• [DIRECTIONS]: Locate the word "unborn" in the entries below, then gather every line that holds it.

[Data records]
..............................

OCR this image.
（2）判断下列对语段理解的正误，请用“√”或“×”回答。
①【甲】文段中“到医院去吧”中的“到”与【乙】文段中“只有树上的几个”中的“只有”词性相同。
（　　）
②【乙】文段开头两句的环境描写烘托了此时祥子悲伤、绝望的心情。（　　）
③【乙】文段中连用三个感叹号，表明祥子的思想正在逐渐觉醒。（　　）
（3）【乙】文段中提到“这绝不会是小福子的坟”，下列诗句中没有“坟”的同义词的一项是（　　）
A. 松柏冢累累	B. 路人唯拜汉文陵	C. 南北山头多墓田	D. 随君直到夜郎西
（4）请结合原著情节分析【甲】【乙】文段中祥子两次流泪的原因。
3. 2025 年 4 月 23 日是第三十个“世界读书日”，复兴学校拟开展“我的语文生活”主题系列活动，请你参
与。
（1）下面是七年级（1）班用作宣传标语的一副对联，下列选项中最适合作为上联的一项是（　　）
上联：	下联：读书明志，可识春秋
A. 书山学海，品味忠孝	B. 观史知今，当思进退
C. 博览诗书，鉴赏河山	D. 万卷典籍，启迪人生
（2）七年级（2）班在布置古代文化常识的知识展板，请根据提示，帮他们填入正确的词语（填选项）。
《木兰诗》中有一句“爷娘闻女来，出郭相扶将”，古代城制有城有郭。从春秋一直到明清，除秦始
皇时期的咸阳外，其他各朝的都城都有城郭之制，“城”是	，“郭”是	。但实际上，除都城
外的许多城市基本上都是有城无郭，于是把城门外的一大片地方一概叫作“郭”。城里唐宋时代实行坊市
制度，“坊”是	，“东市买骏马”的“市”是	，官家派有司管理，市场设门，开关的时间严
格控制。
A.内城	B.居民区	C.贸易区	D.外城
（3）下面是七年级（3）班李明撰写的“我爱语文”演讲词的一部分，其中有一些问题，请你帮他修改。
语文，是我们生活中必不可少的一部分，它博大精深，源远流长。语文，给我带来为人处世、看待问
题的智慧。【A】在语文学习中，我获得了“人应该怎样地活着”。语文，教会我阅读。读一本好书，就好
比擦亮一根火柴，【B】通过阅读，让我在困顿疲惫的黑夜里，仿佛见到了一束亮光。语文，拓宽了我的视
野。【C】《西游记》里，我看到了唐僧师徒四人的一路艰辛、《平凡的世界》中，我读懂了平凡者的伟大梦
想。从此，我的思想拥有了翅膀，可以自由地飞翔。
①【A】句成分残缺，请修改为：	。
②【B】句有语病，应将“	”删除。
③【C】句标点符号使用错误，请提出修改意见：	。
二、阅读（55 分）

..............................

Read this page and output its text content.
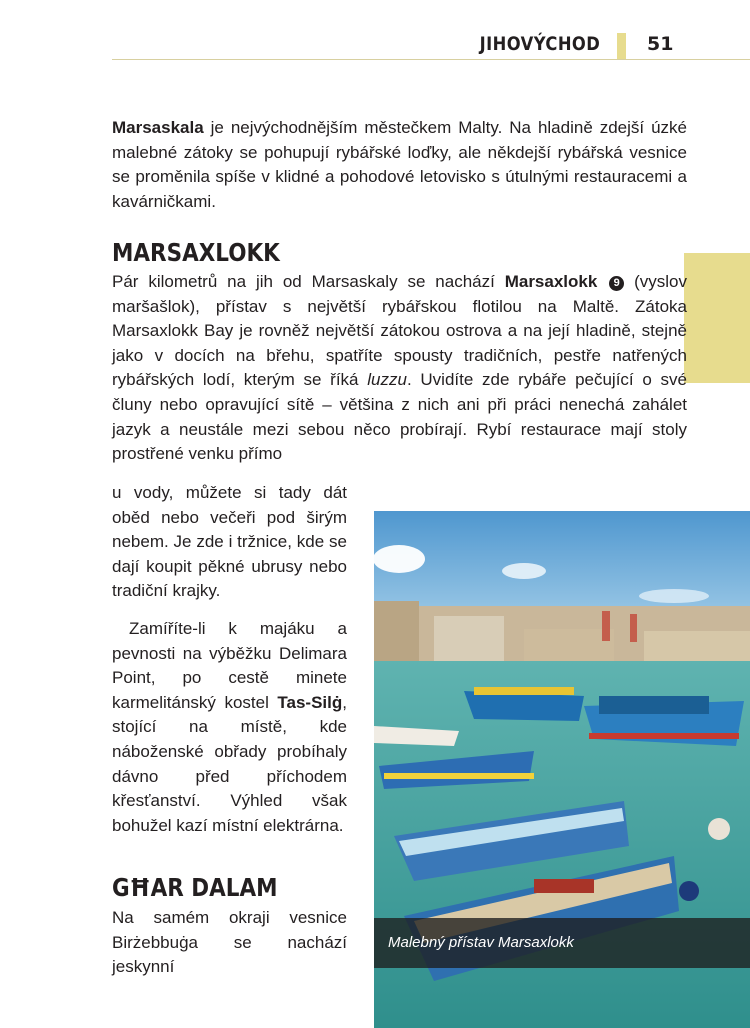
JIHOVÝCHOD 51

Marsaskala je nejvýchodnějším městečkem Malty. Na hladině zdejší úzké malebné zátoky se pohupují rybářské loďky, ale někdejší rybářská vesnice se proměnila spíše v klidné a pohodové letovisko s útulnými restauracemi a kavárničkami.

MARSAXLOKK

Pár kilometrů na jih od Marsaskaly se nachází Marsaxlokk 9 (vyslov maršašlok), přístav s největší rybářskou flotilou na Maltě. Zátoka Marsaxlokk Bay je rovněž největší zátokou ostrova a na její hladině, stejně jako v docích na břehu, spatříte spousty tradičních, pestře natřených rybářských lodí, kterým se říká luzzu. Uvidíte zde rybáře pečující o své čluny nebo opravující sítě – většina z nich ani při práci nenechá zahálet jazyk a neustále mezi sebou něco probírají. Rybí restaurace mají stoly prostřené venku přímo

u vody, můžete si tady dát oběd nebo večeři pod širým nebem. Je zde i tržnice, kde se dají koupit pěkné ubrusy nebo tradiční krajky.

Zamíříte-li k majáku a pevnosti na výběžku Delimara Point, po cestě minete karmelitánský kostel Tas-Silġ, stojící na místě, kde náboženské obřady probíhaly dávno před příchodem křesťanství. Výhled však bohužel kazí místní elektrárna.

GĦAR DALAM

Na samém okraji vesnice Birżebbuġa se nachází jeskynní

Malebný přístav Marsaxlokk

..............................

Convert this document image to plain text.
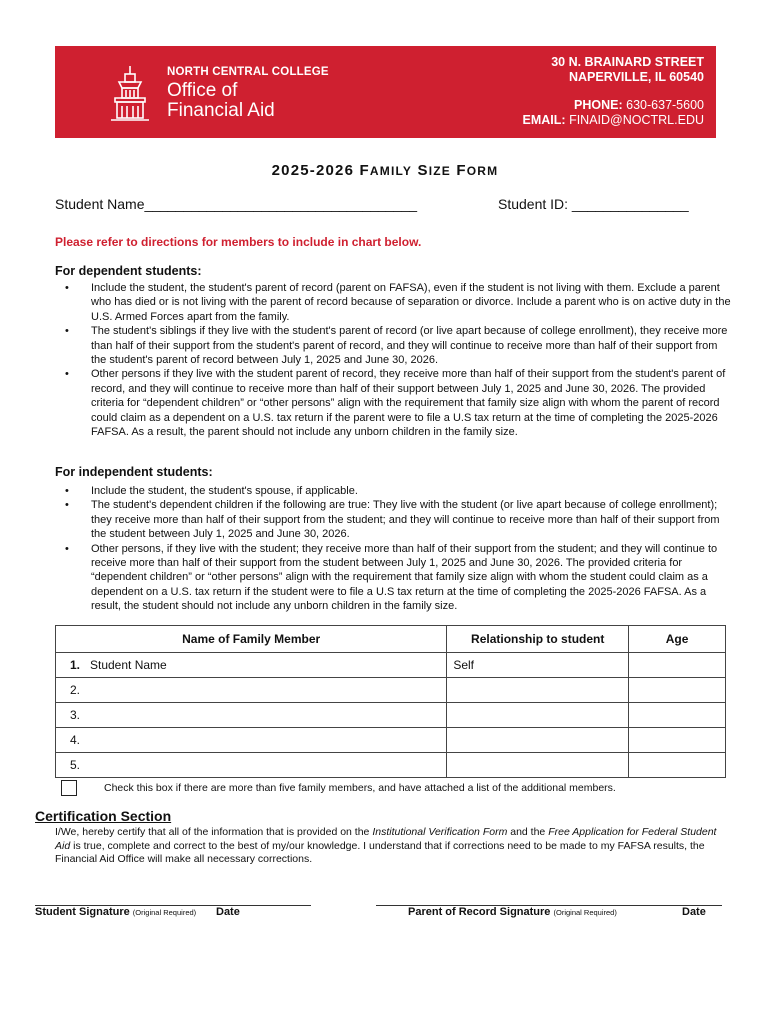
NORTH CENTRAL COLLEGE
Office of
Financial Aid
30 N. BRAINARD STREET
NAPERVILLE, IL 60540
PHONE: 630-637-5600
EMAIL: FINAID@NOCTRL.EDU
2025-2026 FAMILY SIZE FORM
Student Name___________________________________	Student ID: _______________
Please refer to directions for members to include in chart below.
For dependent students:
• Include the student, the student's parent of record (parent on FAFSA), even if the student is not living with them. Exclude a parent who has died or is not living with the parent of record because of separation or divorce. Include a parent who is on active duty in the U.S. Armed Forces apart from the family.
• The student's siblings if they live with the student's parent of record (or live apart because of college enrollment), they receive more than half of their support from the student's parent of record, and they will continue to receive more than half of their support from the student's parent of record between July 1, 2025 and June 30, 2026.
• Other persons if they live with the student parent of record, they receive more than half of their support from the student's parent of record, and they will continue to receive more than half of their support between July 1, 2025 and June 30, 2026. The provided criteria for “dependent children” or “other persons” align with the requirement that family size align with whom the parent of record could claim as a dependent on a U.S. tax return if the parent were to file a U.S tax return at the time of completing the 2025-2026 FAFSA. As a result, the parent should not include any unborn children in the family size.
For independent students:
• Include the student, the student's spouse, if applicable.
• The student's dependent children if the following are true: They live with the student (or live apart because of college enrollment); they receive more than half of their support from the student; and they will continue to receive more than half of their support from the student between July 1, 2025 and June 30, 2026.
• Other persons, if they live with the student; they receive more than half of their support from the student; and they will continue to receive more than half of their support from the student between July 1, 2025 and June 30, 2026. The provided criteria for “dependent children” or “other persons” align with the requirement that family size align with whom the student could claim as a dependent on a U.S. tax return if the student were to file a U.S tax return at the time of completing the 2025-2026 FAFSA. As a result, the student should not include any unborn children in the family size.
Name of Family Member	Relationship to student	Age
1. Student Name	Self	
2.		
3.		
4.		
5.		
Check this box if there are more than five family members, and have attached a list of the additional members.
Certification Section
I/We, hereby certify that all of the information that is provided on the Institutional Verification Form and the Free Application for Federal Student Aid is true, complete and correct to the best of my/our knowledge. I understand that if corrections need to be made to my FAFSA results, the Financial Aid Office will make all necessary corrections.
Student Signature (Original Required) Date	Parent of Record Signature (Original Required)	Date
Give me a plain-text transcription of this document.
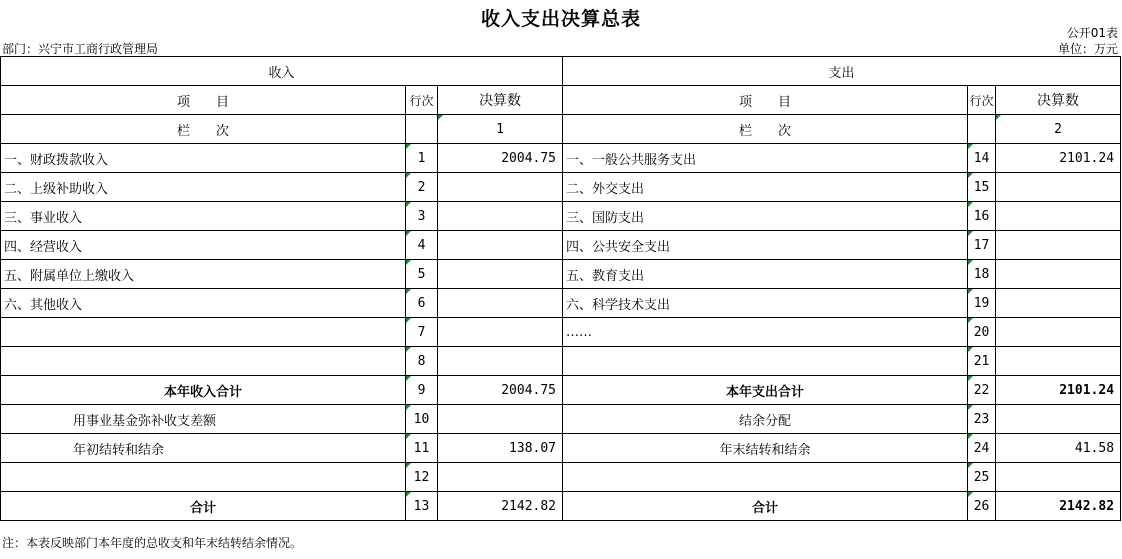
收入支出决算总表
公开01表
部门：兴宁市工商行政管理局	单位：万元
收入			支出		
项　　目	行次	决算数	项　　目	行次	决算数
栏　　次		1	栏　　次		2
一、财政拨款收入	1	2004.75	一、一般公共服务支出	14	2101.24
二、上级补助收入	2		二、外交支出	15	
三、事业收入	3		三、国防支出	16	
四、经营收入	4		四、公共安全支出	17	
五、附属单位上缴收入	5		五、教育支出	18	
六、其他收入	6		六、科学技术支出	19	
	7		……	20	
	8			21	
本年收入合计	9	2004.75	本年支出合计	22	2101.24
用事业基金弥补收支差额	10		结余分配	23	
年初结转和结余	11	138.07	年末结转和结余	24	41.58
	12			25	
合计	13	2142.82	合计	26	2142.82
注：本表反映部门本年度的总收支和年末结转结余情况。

..............................

• [RESPONSE TO THE EXERCISE]:
• Other persons if they live with the student parent of record, they receive more than half of their support from the student's parent of record, and they will continue to receive more than half of their support between July 1, 2025 and June 30, 2026. The provided criteria for “dependent children” or “other persons” align with the requirement that family size align with whom the parent of record could claim as a dependent on a U.S. tax return if the parent were to file a U.S tax return at the time of completing the 2025-2026 FAFSA. As a result, the parent should not include any unborn children in the family size.
• Other persons, if they live with the student; they receive more than half of their support from the student; and they will continue to receive more than half of their support from the student between July 1, 2025 and June 30, 2026. The provided criteria for “dependent children” or “other persons” align with the requirement that family size align with whom the student could claim as a dependent on a U.S. tax return if the student were to file a U.S tax return at the time of completing the 2025-2026 FAFSA. As a result, the student should not include any unborn children in the family size.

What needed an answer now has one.